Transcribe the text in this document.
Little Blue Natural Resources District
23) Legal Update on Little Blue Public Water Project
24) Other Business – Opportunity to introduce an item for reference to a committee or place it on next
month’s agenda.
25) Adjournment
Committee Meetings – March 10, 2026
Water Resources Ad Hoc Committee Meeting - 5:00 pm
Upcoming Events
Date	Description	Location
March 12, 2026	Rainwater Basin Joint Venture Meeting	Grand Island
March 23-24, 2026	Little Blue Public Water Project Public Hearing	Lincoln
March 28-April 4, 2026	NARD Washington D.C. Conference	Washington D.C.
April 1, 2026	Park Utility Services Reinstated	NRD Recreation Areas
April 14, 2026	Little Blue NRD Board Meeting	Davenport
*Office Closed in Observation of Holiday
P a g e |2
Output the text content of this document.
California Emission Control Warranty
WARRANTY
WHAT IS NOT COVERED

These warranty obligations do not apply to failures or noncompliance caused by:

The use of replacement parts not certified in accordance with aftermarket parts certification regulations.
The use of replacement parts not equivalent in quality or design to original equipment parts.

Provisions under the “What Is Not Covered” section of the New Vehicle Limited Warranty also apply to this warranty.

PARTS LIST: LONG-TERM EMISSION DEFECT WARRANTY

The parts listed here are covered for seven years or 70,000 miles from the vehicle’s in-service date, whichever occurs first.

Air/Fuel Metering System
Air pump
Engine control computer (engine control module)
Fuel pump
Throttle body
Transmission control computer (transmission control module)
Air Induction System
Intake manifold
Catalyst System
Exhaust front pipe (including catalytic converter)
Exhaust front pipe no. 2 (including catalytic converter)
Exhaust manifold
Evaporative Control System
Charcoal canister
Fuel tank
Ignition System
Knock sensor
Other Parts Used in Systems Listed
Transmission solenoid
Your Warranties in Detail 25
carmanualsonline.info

» What to produce: All of the data must be returned exactly.

» Expected answer:
Transcribe the text in this document.
Little Blue Natural Resources District
23) Legal Update on Little Blue Public Water Project
24) Other Business – Opportunity to introduce an item for reference to a committee or place it on next
month’s agenda.
25) Adjournment
Committee Meetings – March 10, 2026
Water Resources Ad Hoc Committee Meeting - 5:00 pm
Upcoming Events
Date	Description	Location
March 12, 2026	Rainwater Basin Joint Venture Meeting	Grand Island
March 23-24, 2026	Little Blue Public Water Project Public Hearing	Lincoln
March 28-April 4, 2026	NARD Washington D.C. Conference	Washington D.C.
April 1, 2026	Park Utility Services Reinstated	NRD Recreation Areas
April 14, 2026	Little Blue NRD Board Meeting	Davenport
*Office Closed in Observation of Holiday
P a g e |2
Output the text content of this document.
California Emission Control Warranty
WARRANTY
WHAT IS NOT COVERED

These warranty obligations do not apply to failures or noncompliance caused by:

The use of replacement parts not certified in accordance with aftermarket parts certification regulations.
The use of replacement parts not equivalent in quality or design to original equipment parts.

Provisions under the “What Is Not Covered” section of the New Vehicle Limited Warranty also apply to this warranty.

PARTS LIST: LONG-TERM EMISSION DEFECT WARRANTY

The parts listed here are covered for seven years or 70,000 miles from the vehicle’s in-service date, whichever occurs first.

Air/Fuel Metering System
Air pump
Engine control computer (engine control module)
Fuel pump
Throttle body
Transmission control computer (transmission control module)
Air Induction System
Intake manifold
Catalyst System
Exhaust front pipe (including catalytic converter)
Exhaust front pipe no. 2 (including catalytic converter)
Exhaust manifold
Evaporative Control System
Charcoal canister
Fuel tank
Ignition System
Knock sensor
Other Parts Used in Systems Listed
Transmission solenoid
Your Warranties in Detail 25
carmanualsonline.info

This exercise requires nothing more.